## WHAT IS BEING ASKED
Return the lines where the word "dBuV" occurs.
[Start EXTRACTED DATA]
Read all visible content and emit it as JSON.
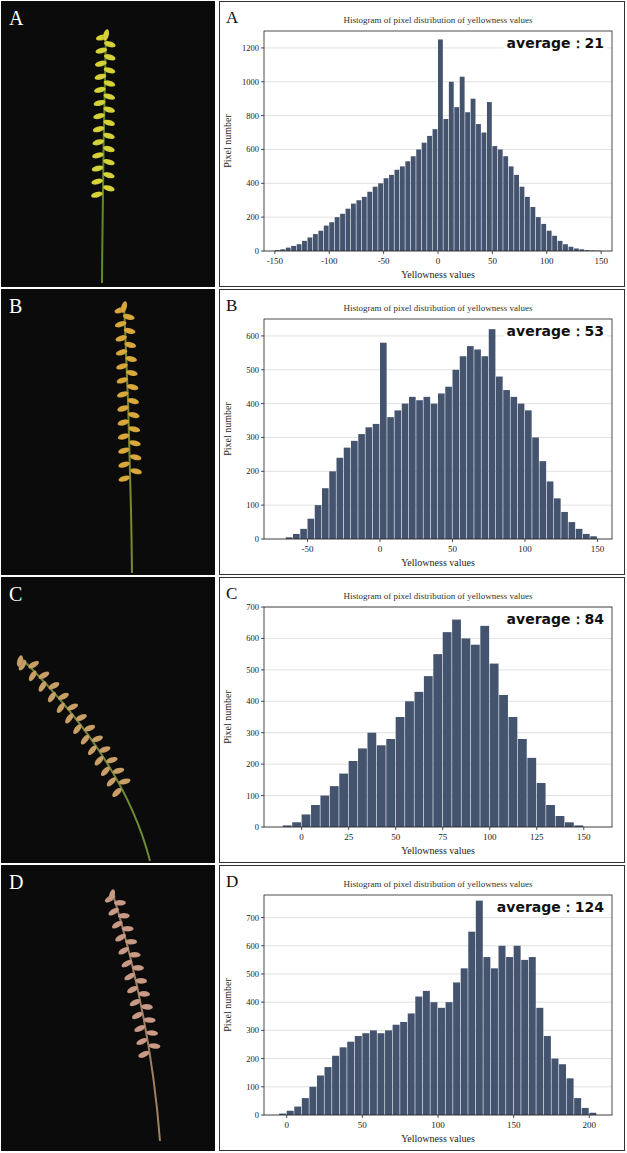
{
  "photos": [
    {
      "label": "A"
    },
    {
      "label": "B"
    },
    {
      "label": "C"
    },
    {
      "label": "D"
    }
  ],
  "chart_data": [
    {
      "type": "histogram",
      "panel": "A",
      "title": "Histogram of pixel distribution of yellowness values",
      "x_label": "Yellowness values",
      "y_label": "Pixel number",
      "annotation": "average：21",
      "bins": [
        -150,
        -145,
        -140,
        -135,
        -130,
        -125,
        -120,
        -115,
        -110,
        -105,
        -100,
        -95,
        -90,
        -85,
        -80,
        -75,
        -70,
        -65,
        -60,
        -55,
        -50,
        -45,
        -40,
        -35,
        -30,
        -25,
        -20,
        -15,
        -10,
        -5,
        0,
        5,
        10,
        15,
        20,
        25,
        30,
        35,
        40,
        45,
        50,
        55,
        60,
        65,
        70,
        75,
        80,
        85,
        90,
        95,
        100,
        105,
        110,
        115,
        120,
        125,
        130,
        135,
        140,
        145,
        150
      ],
      "values": [
        5,
        10,
        20,
        30,
        40,
        60,
        80,
        100,
        120,
        150,
        170,
        200,
        220,
        250,
        280,
        300,
        320,
        350,
        380,
        400,
        430,
        450,
        480,
        500,
        530,
        560,
        600,
        640,
        680,
        720,
        1250,
        780,
        1000,
        850,
        1030,
        820,
        900,
        750,
        700,
        880,
        620,
        600,
        560,
        500,
        450,
        380,
        320,
        260,
        200,
        160,
        120,
        90,
        60,
        40,
        25,
        15,
        10,
        5,
        3,
        2
      ],
      "color": "#44546f",
      "xlim": [
        -160,
        160
      ],
      "xticks": [
        -150,
        -100,
        -50,
        0,
        50,
        100,
        150
      ],
      "ylim": [
        0,
        1300
      ],
      "yticks": [
        0,
        200,
        400,
        600,
        800,
        1000,
        1200
      ],
      "grid": true
    },
    {
      "type": "histogram",
      "panel": "B",
      "title": "Histogram of pixel distribution of yellowness values",
      "x_label": "Yellowness values",
      "y_label": "Pixel number",
      "annotation": "average：53",
      "bins": [
        -65,
        -60,
        -55,
        -50,
        -45,
        -40,
        -35,
        -30,
        -25,
        -20,
        -15,
        -10,
        -5,
        0,
        5,
        10,
        15,
        20,
        25,
        30,
        35,
        40,
        45,
        50,
        55,
        60,
        65,
        70,
        75,
        80,
        85,
        90,
        95,
        100,
        105,
        110,
        115,
        120,
        125,
        130,
        135,
        140,
        145,
        150
      ],
      "values": [
        5,
        15,
        30,
        60,
        100,
        150,
        200,
        240,
        270,
        290,
        310,
        330,
        340,
        580,
        360,
        380,
        400,
        420,
        410,
        420,
        400,
        430,
        450,
        500,
        540,
        570,
        560,
        540,
        620,
        480,
        440,
        420,
        400,
        380,
        300,
        230,
        170,
        120,
        80,
        50,
        30,
        15,
        8
      ],
      "color": "#44546f",
      "xlim": [
        -80,
        160
      ],
      "xticks": [
        -50,
        0,
        50,
        100,
        150
      ],
      "ylim": [
        0,
        650
      ],
      "yticks": [
        0,
        100,
        200,
        300,
        400,
        500,
        600
      ],
      "grid": true
    },
    {
      "type": "histogram",
      "panel": "C",
      "title": "Histogram of pixel distribution of yellowness values",
      "x_label": "Yellowness values",
      "y_label": "Pixel number",
      "annotation": "average：84",
      "bins": [
        -10,
        -5,
        0,
        5,
        10,
        15,
        20,
        25,
        30,
        35,
        40,
        45,
        50,
        55,
        60,
        65,
        70,
        75,
        80,
        85,
        90,
        95,
        100,
        105,
        110,
        115,
        120,
        125,
        130,
        135,
        140,
        145,
        150
      ],
      "values": [
        5,
        15,
        40,
        70,
        100,
        130,
        170,
        210,
        250,
        300,
        260,
        280,
        350,
        400,
        430,
        480,
        550,
        620,
        660,
        600,
        580,
        640,
        520,
        420,
        350,
        280,
        220,
        140,
        70,
        35,
        15,
        5
      ],
      "color": "#44546f",
      "xlim": [
        -20,
        165
      ],
      "xticks": [
        0,
        25,
        50,
        75,
        100,
        125,
        150
      ],
      "ylim": [
        0,
        700
      ],
      "yticks": [
        0,
        100,
        200,
        300,
        400,
        500,
        600,
        700
      ],
      "grid": true
    },
    {
      "type": "histogram",
      "panel": "D",
      "title": "Histogram of pixel distribution of yellowness values",
      "x_label": "Yellowness values",
      "y_label": "Pixel number",
      "annotation": "average：124",
      "bins": [
        -5,
        0,
        5,
        10,
        15,
        20,
        25,
        30,
        35,
        40,
        45,
        50,
        55,
        60,
        65,
        70,
        75,
        80,
        85,
        90,
        95,
        100,
        105,
        110,
        115,
        120,
        125,
        130,
        135,
        140,
        145,
        150,
        155,
        160,
        165,
        170,
        175,
        180,
        185,
        190,
        195,
        200,
        205
      ],
      "values": [
        5,
        15,
        30,
        60,
        100,
        140,
        170,
        210,
        240,
        260,
        280,
        290,
        300,
        290,
        300,
        320,
        330,
        360,
        420,
        440,
        400,
        380,
        400,
        470,
        520,
        650,
        760,
        560,
        520,
        600,
        560,
        600,
        550,
        560,
        380,
        280,
        200,
        180,
        130,
        60,
        25,
        8
      ],
      "color": "#44546f",
      "xlim": [
        -15,
        215
      ],
      "xticks": [
        0,
        50,
        100,
        150,
        200
      ],
      "ylim": [
        0,
        780
      ],
      "yticks": [
        0,
        100,
        200,
        300,
        400,
        500,
        600,
        700
      ],
      "grid": true
    }
  ]
}
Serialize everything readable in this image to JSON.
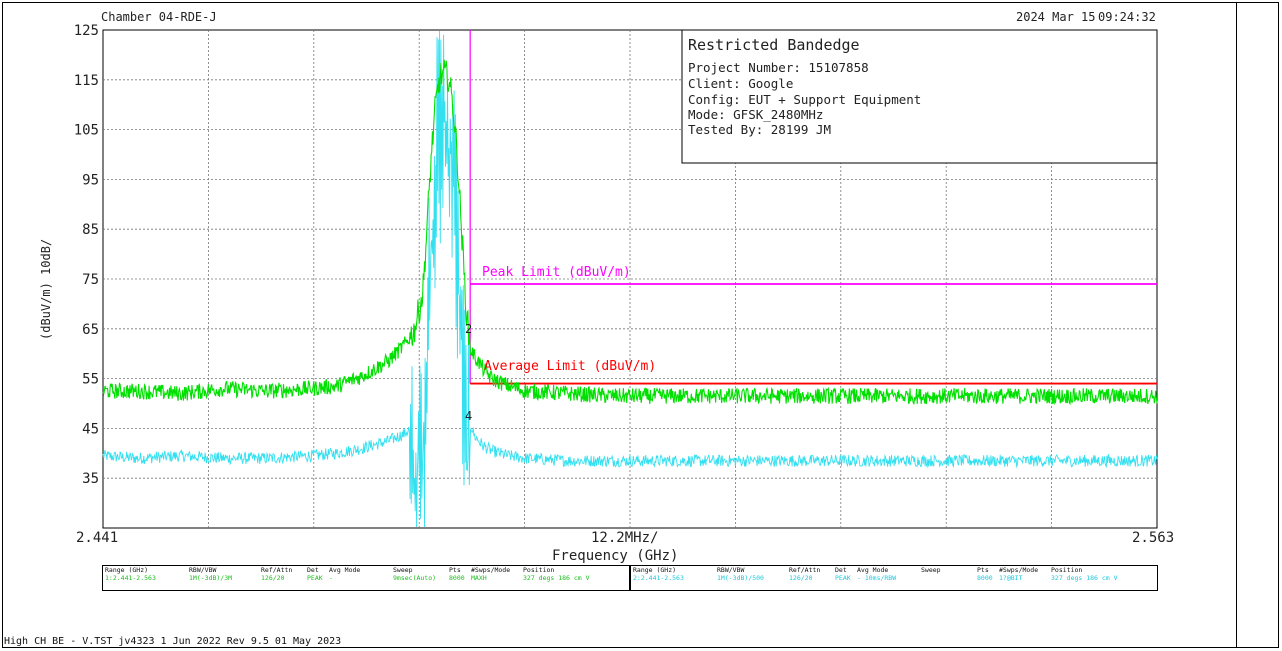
{
  "header": {
    "chamber": "Chamber 04-RDE-J",
    "date": "2024 Mar 15",
    "time": "09:24:32"
  },
  "info_box": {
    "title": "Restricted Bandedge",
    "lines": [
      "Project Number: 15107858",
      "Client: Google",
      "Config: EUT + Support Equipment",
      "Mode: GFSK_2480MHz",
      "Tested By: 28199 JM"
    ]
  },
  "chart_data": {
    "type": "line",
    "ylabel": "(dBuV/m)  10dB/",
    "xlabel": "Frequency (GHz)",
    "x_center_label": "12.2MHz/",
    "x_start_label": "2.441",
    "x_end_label": "2.563",
    "xlim": [
      2.441,
      2.563
    ],
    "ylim": [
      25,
      125
    ],
    "y_ticks": [
      "125",
      "115",
      "105",
      "95",
      "85",
      "75",
      "65",
      "55",
      "45",
      "35"
    ],
    "grid": true,
    "markers": [
      "2",
      "4"
    ],
    "limits": [
      {
        "name": "Peak Limit (dBuV/m)",
        "value": 74,
        "from": 2.483,
        "color": "#ff00ff"
      },
      {
        "name": "Average Limit (dBuV/m)",
        "value": 54,
        "from": 2.483,
        "color": "#ff0000"
      }
    ],
    "band_edge_x": 2.4835,
    "series": [
      {
        "key": "peak",
        "color": "#00e000",
        "x": [
          2.441,
          2.445,
          2.45,
          2.455,
          2.46,
          2.465,
          2.468,
          2.471,
          2.474,
          2.476,
          2.477,
          2.478,
          2.4785,
          2.479,
          2.4795,
          2.48,
          2.4805,
          2.481,
          2.4815,
          2.482,
          2.4825,
          2.483,
          2.4835,
          2.484,
          2.485,
          2.486,
          2.488,
          2.49,
          2.495,
          2.5,
          2.51,
          2.52,
          2.53,
          2.54,
          2.55,
          2.563
        ],
        "y": [
          52.5,
          52.5,
          52.0,
          53.0,
          52.5,
          53.0,
          53.5,
          55.5,
          58.5,
          62.0,
          64.5,
          72.0,
          85.0,
          100.0,
          110.0,
          115.5,
          116.3,
          115.5,
          110.0,
          100.0,
          85.0,
          70.0,
          61.0,
          59.5,
          57.0,
          55.0,
          53.5,
          52.5,
          52.0,
          51.5,
          51.5,
          51.5,
          51.5,
          51.5,
          51.5,
          51.5
        ]
      },
      {
        "key": "average",
        "color": "#33e0f0",
        "x": [
          2.441,
          2.445,
          2.45,
          2.455,
          2.46,
          2.465,
          2.468,
          2.471,
          2.474,
          2.476,
          2.477,
          2.478,
          2.4785,
          2.479,
          2.4795,
          2.48,
          2.4805,
          2.481,
          2.4815,
          2.482,
          2.4825,
          2.483,
          2.4835,
          2.484,
          2.485,
          2.486,
          2.488,
          2.49,
          2.495,
          2.5,
          2.51,
          2.52,
          2.53,
          2.54,
          2.55,
          2.563
        ],
        "y": [
          39.5,
          39.0,
          39.5,
          39.0,
          39.0,
          39.5,
          40.0,
          41.0,
          42.5,
          44.0,
          46.0,
          50.0,
          72.0,
          95.0,
          108.0,
          115.0,
          116.0,
          115.0,
          108.0,
          92.0,
          72.0,
          52.0,
          46.0,
          43.5,
          41.5,
          40.5,
          39.5,
          39.0,
          38.5,
          38.5,
          38.5,
          38.5,
          38.5,
          38.5,
          38.5,
          38.5
        ]
      }
    ]
  },
  "info_tables": {
    "peak": {
      "headers": [
        "Range (GHz)",
        "RBW/VBW",
        "Ref/Attn",
        "Det",
        "Avg Mode",
        "Sweep",
        "Pts",
        "#Swps/Mode",
        "Position"
      ],
      "values": [
        "1:2.441-2.563",
        "1M(-3dB)/3M",
        "126/20",
        "PEAK",
        "-",
        "9msec(Auto)",
        "8000",
        "MAXH",
        "327 degs 186 cm V"
      ]
    },
    "average": {
      "headers": [
        "Range (GHz)",
        "RBW/VBW",
        "Ref/Attn",
        "Det",
        "Avg Mode",
        "Sweep",
        "Pts",
        "#Swps/Mode",
        "Position"
      ],
      "values": [
        "2:2.441-2.563",
        "1M(-3dB)/500",
        "126/20",
        "PEAK",
        "- 10ms/RBW",
        "",
        "8000",
        "1?@BIT",
        "327 degs 186 cm V"
      ]
    }
  },
  "footer": "High CH BE - V.TST jv4323  1 Jun 2022 Rev 9.5 01 May 2023"
}
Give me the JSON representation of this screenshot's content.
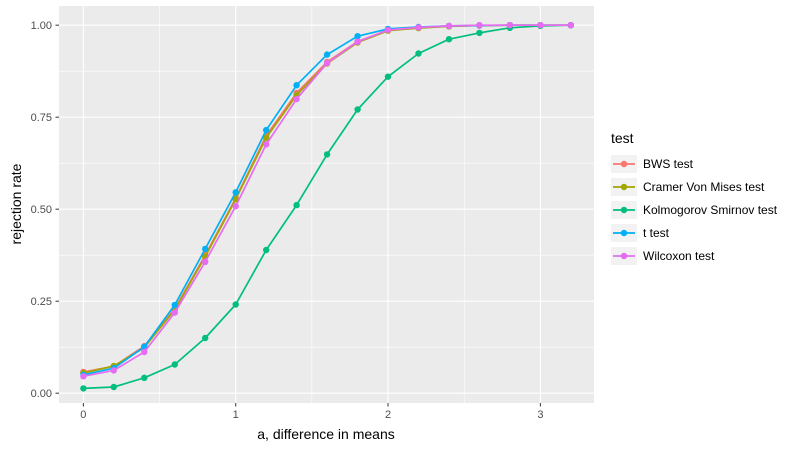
{
  "chart_data": {
    "type": "line",
    "title": "",
    "xlabel": "a, difference in means",
    "ylabel": "rejection rate",
    "legend": {
      "title": "test",
      "position": "right"
    },
    "x_ticks": [
      0,
      1,
      2,
      3
    ],
    "x_tick_labels": [
      "0",
      "1",
      "2",
      "3"
    ],
    "y_ticks": [
      0,
      0.25,
      0.5,
      0.75,
      1
    ],
    "y_tick_labels": [
      "0.00",
      "0.25",
      "0.50",
      "0.75",
      "1.00"
    ],
    "x_minor_ticks": [
      0.5,
      1.5,
      2.5
    ],
    "y_minor_ticks": [
      0.125,
      0.375,
      0.625,
      0.875
    ],
    "xlim": [
      -0.16,
      3.352
    ],
    "ylim": [
      -0.0266,
      1.0521
    ],
    "grid": true,
    "x": [
      0,
      0.2,
      0.4,
      0.6,
      0.8,
      1,
      1.2,
      1.4,
      1.6,
      1.8,
      2,
      2.2,
      2.4,
      2.6,
      2.8,
      3,
      3.2
    ],
    "series": [
      {
        "name": "BWS test",
        "color": "#F8766D",
        "values": [
          0.058,
          0.073,
          0.128,
          0.23,
          0.375,
          0.53,
          0.7,
          0.816,
          0.9,
          0.956,
          0.986,
          0.993,
          0.997,
          0.999,
          1.0,
          1.0,
          1.0
        ]
      },
      {
        "name": "Cramer Von Mises test",
        "color": "#A3A500",
        "values": [
          0.055,
          0.074,
          0.124,
          0.227,
          0.371,
          0.527,
          0.694,
          0.81,
          0.896,
          0.953,
          0.985,
          0.992,
          0.997,
          0.999,
          1.0,
          1.0,
          1.0
        ]
      },
      {
        "name": "Kolmogorov Smirnov test",
        "color": "#00BF7D",
        "values": [
          0.013,
          0.017,
          0.042,
          0.078,
          0.15,
          0.241,
          0.389,
          0.511,
          0.649,
          0.771,
          0.86,
          0.923,
          0.962,
          0.979,
          0.993,
          0.998,
          1.0
        ]
      },
      {
        "name": "t test",
        "color": "#00B0F6",
        "values": [
          0.05,
          0.068,
          0.126,
          0.24,
          0.392,
          0.546,
          0.715,
          0.837,
          0.92,
          0.97,
          0.99,
          0.995,
          0.998,
          0.999,
          1.0,
          1.0,
          1.0
        ]
      },
      {
        "name": "Wilcoxon test",
        "color": "#E76BF3",
        "values": [
          0.046,
          0.062,
          0.112,
          0.219,
          0.357,
          0.508,
          0.676,
          0.799,
          0.897,
          0.955,
          0.987,
          0.994,
          0.998,
          1.0,
          1.0,
          1.0,
          1.0
        ]
      }
    ],
    "style": {
      "panel_bg": "#EBEBEB",
      "grid_color": "#FFFFFF",
      "tick_color": "#333333",
      "tick_label_color": "#4D4D4D",
      "legend_key_bg": "#F2F2F2"
    }
  }
}
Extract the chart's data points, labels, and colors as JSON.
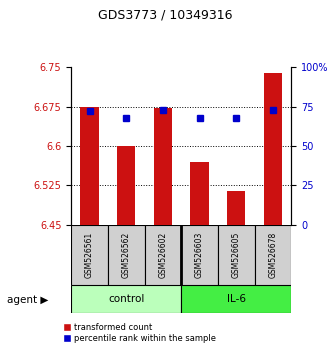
[End EXTRACTED DATA]
## WRITTEN RESPONSE
    "ylabel": "(dBuV/m)  10dB/",
        "name": "Peak Limit (dBuV/m)",
        "name": "Average Limit (dBuV/m)",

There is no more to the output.